■ **Job**: Here are some records; quote them exactly, leaving out the pictures.

[Records contained in a dataset]
□ □ □ □ □ □ □
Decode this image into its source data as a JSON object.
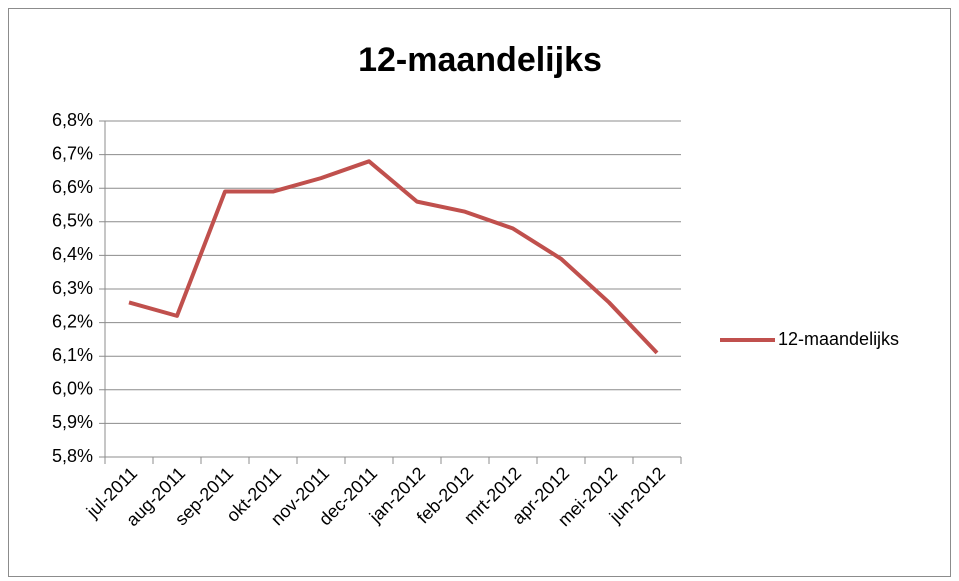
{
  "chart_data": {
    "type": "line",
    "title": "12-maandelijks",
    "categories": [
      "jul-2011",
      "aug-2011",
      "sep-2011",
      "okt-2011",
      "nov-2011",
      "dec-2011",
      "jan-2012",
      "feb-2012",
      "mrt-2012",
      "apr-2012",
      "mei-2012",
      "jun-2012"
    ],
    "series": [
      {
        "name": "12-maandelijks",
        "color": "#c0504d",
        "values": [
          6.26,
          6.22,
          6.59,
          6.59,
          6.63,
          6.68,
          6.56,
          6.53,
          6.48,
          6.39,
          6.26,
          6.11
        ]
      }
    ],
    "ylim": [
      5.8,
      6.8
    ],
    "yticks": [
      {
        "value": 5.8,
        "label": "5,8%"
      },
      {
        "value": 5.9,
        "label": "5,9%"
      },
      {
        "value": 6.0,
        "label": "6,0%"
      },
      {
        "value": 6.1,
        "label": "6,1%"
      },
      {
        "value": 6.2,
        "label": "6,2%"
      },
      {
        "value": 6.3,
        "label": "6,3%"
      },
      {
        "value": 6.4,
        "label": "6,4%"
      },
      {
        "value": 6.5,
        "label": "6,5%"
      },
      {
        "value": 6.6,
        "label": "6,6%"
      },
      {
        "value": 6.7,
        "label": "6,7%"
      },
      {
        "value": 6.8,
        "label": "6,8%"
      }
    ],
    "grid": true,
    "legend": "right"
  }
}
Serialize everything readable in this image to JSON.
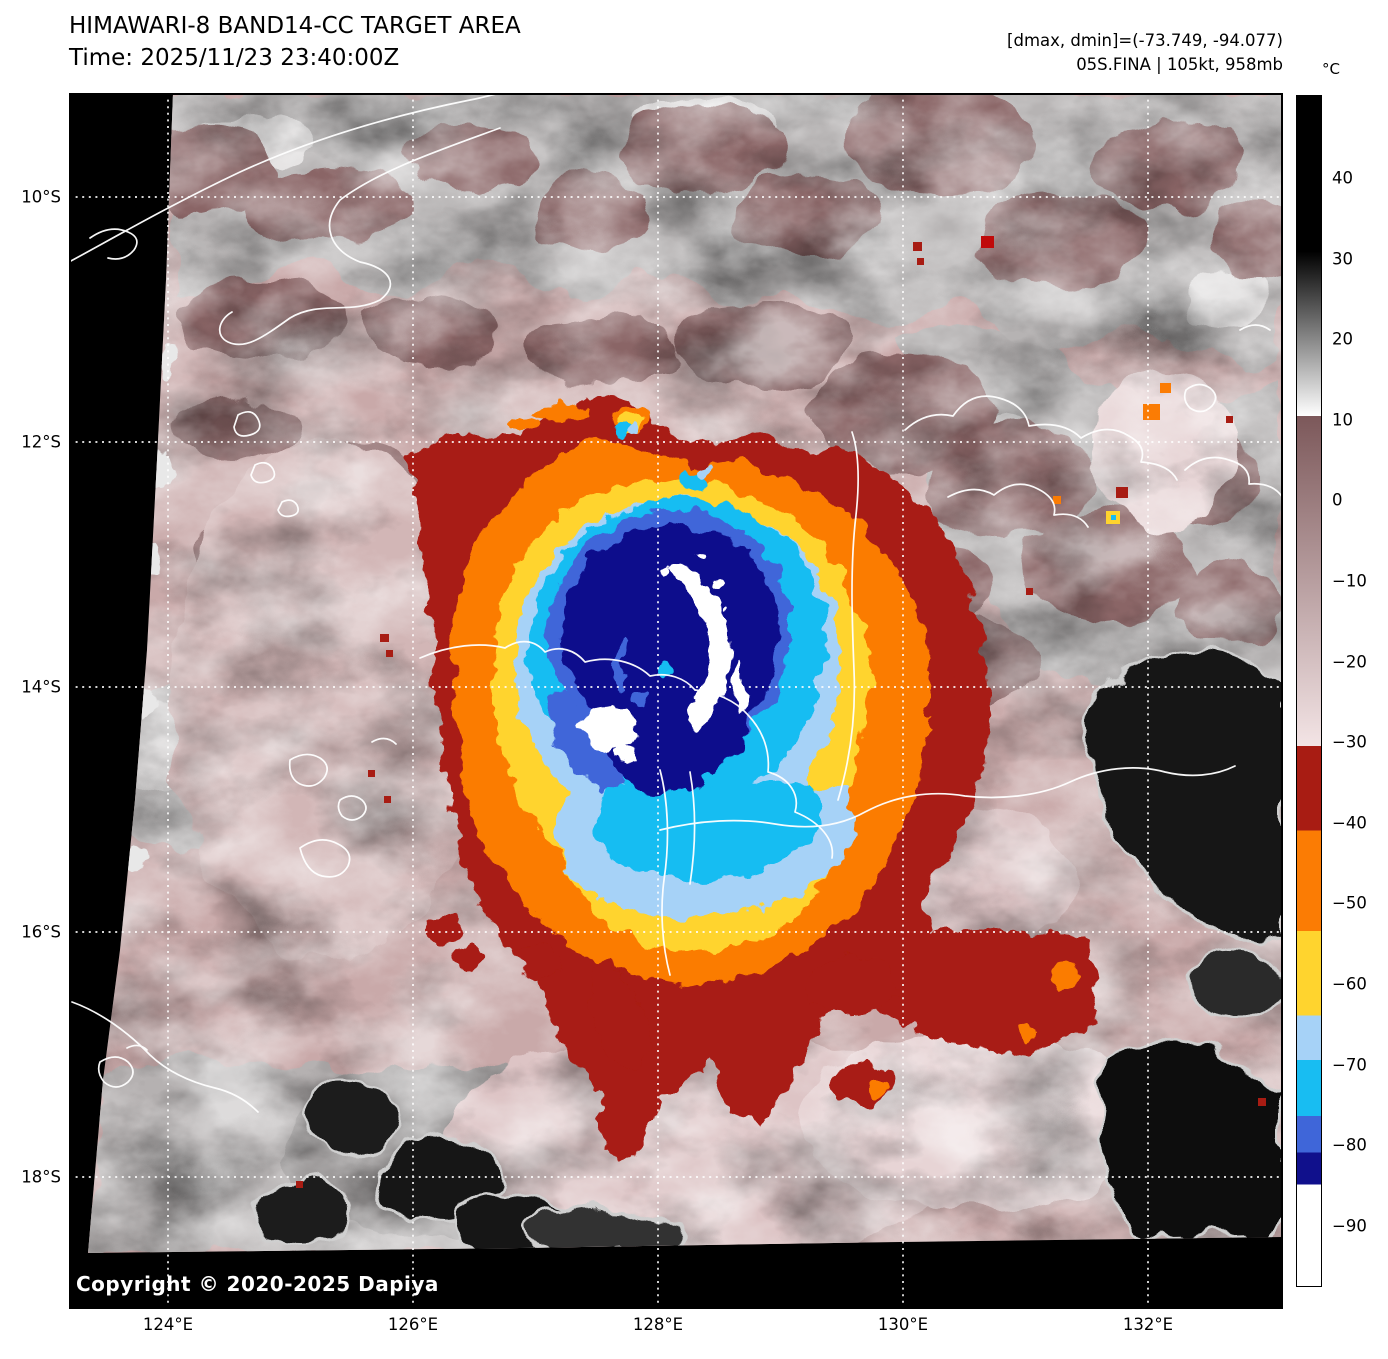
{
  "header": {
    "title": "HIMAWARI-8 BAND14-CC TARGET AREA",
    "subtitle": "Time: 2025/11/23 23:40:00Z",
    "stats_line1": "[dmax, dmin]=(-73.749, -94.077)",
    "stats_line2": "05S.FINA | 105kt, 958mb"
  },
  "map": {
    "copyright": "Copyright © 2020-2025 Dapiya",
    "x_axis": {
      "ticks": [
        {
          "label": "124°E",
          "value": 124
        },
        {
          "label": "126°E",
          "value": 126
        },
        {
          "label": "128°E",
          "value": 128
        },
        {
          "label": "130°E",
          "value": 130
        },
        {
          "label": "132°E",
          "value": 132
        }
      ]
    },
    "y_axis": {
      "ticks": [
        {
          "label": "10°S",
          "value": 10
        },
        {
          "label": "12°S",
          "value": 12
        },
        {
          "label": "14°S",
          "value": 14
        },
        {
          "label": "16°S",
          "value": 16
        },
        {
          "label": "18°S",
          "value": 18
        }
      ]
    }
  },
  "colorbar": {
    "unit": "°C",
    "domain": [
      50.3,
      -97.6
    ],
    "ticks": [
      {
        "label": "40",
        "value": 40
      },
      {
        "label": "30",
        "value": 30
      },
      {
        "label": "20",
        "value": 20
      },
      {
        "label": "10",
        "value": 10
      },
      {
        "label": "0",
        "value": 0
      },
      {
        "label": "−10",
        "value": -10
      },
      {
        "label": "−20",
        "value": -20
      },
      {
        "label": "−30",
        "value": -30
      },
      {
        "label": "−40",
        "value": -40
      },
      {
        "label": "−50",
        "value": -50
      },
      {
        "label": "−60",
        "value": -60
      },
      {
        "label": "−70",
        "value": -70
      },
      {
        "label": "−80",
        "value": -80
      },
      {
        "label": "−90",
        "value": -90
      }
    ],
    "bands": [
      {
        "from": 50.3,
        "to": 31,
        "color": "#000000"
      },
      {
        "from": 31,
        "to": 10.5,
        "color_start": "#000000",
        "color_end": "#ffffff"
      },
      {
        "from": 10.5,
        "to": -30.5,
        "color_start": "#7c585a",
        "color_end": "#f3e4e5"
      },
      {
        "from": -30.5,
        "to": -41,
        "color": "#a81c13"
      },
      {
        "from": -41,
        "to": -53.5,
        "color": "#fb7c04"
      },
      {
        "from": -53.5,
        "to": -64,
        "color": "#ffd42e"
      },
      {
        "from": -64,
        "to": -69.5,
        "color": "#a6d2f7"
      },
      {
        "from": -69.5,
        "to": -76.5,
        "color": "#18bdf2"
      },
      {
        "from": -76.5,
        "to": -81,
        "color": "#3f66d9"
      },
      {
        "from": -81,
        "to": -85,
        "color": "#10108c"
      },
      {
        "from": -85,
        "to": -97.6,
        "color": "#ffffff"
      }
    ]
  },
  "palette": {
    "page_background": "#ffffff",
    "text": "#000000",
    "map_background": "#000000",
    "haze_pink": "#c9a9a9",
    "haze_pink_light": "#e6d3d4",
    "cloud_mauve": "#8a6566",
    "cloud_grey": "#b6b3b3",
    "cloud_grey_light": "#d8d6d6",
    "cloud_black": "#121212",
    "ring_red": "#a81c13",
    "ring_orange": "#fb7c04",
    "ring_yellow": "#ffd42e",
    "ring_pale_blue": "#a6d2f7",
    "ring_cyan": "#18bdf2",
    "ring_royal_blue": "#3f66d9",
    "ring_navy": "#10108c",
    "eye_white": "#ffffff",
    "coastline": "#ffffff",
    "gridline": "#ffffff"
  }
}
□ □ □ □ □ □ □
■ **Result for this task**:
Decode this image into its source data as a JSON object.
{
  "chart_data": {
    "type": "line",
    "title": "12-maandelijks",
    "categories": [
      "jul-2011",
      "aug-2011",
      "sep-2011",
      "okt-2011",
      "nov-2011",
      "dec-2011",
      "jan-2012",
      "feb-2012",
      "mrt-2012",
      "apr-2012",
      "mei-2012",
      "jun-2012"
    ],
    "series": [
      {
        "name": "12-maandelijks",
        "color": "#c0504d",
        "values": [
          6.26,
          6.22,
          6.59,
          6.59,
          6.63,
          6.68,
          6.56,
          6.53,
          6.48,
          6.39,
          6.26,
          6.11
        ]
      }
    ],
    "ylim": [
      5.8,
      6.8
    ],
    "yticks": [
      {
        "value": 5.8,
        "label": "5,8%"
      },
      {
        "value": 5.9,
        "label": "5,9%"
      },
      {
        "value": 6.0,
        "label": "6,0%"
      },
      {
        "value": 6.1,
        "label": "6,1%"
      },
      {
        "value": 6.2,
        "label": "6,2%"
      },
      {
        "value": 6.3,
        "label": "6,3%"
      },
      {
        "value": 6.4,
        "label": "6,4%"
      },
      {
        "value": 6.5,
        "label": "6,5%"
      },
      {
        "value": 6.6,
        "label": "6,6%"
      },
      {
        "value": 6.7,
        "label": "6,7%"
      },
      {
        "value": 6.8,
        "label": "6,8%"
      }
    ],
    "grid": true,
    "legend": "right"
  }
}
Serialize everything readable in this image to JSON.
{
  "header": {
    "title": "HIMAWARI-8 BAND14-CC TARGET AREA",
    "subtitle": "Time: 2025/11/23 23:40:00Z",
    "stats_line1": "[dmax, dmin]=(-73.749, -94.077)",
    "stats_line2": "05S.FINA | 105kt, 958mb"
  },
  "map": {
    "copyright": "Copyright © 2020-2025 Dapiya",
    "x_axis": {
      "ticks": [
        {
          "label": "124°E",
          "value": 124
        },
        {
          "label": "126°E",
          "value": 126
        },
        {
          "label": "128°E",
          "value": 128
        },
        {
          "label": "130°E",
          "value": 130
        },
        {
          "label": "132°E",
          "value": 132
        }
      ]
    },
    "y_axis": {
      "ticks": [
        {
          "label": "10°S",
          "value": 10
        },
        {
          "label": "12°S",
          "value": 12
        },
        {
          "label": "14°S",
          "value": 14
        },
        {
          "label": "16°S",
          "value": 16
        },
        {
          "label": "18°S",
          "value": 18
        }
      ]
    }
  },
  "colorbar": {
    "unit": "°C",
    "domain": [
      50.3,
      -97.6
    ],
    "ticks": [
      {
        "label": "40",
        "value": 40
      },
      {
        "label": "30",
        "value": 30
      },
      {
        "label": "20",
        "value": 20
      },
      {
        "label": "10",
        "value": 10
      },
      {
        "label": "0",
        "value": 0
      },
      {
        "label": "−10",
        "value": -10
      },
      {
        "label": "−20",
        "value": -20
      },
      {
        "label": "−30",
        "value": -30
      },
      {
        "label": "−40",
        "value": -40
      },
      {
        "label": "−50",
        "value": -50
      },
      {
        "label": "−60",
        "value": -60
      },
      {
        "label": "−70",
        "value": -70
      },
      {
        "label": "−80",
        "value": -80
      },
      {
        "label": "−90",
        "value": -90
      }
    ],
    "bands": [
      {
        "from": 50.3,
        "to": 31,
        "color": "#000000"
      },
      {
        "from": 31,
        "to": 10.5,
        "color_start": "#000000",
        "color_end": "#ffffff"
      },
      {
        "from": 10.5,
        "to": -30.5,
        "color_start": "#7c585a",
        "color_end": "#f3e4e5"
      },
      {
        "from": -30.5,
        "to": -41,
        "color": "#a81c13"
      },
      {
        "from": -41,
        "to": -53.5,
        "color": "#fb7c04"
      },
      {
        "from": -53.5,
        "to": -64,
        "color": "#ffd42e"
      },
      {
        "from": -64,
        "to": -69.5,
        "color": "#a6d2f7"
      },
      {
        "from": -69.5,
        "to": -76.5,
        "color": "#18bdf2"
      },
      {
        "from": -76.5,
        "to": -81,
        "color": "#3f66d9"
      },
      {
        "from": -81,
        "to": -85,
        "color": "#10108c"
      },
      {
        "from": -85,
        "to": -97.6,
        "color": "#ffffff"
      }
    ]
  },
  "palette": {
    "page_background": "#ffffff",
    "text": "#000000",
    "map_background": "#000000",
    "haze_pink": "#c9a9a9",
    "haze_pink_light": "#e6d3d4",
    "cloud_mauve": "#8a6566",
    "cloud_grey": "#b6b3b3",
    "cloud_grey_light": "#d8d6d6",
    "cloud_black": "#121212",
    "ring_red": "#a81c13",
    "ring_orange": "#fb7c04",
    "ring_yellow": "#ffd42e",
    "ring_pale_blue": "#a6d2f7",
    "ring_cyan": "#18bdf2",
    "ring_royal_blue": "#3f66d9",
    "ring_navy": "#10108c",
    "eye_white": "#ffffff",
    "coastline": "#ffffff",
    "gridline": "#ffffff"
  }
}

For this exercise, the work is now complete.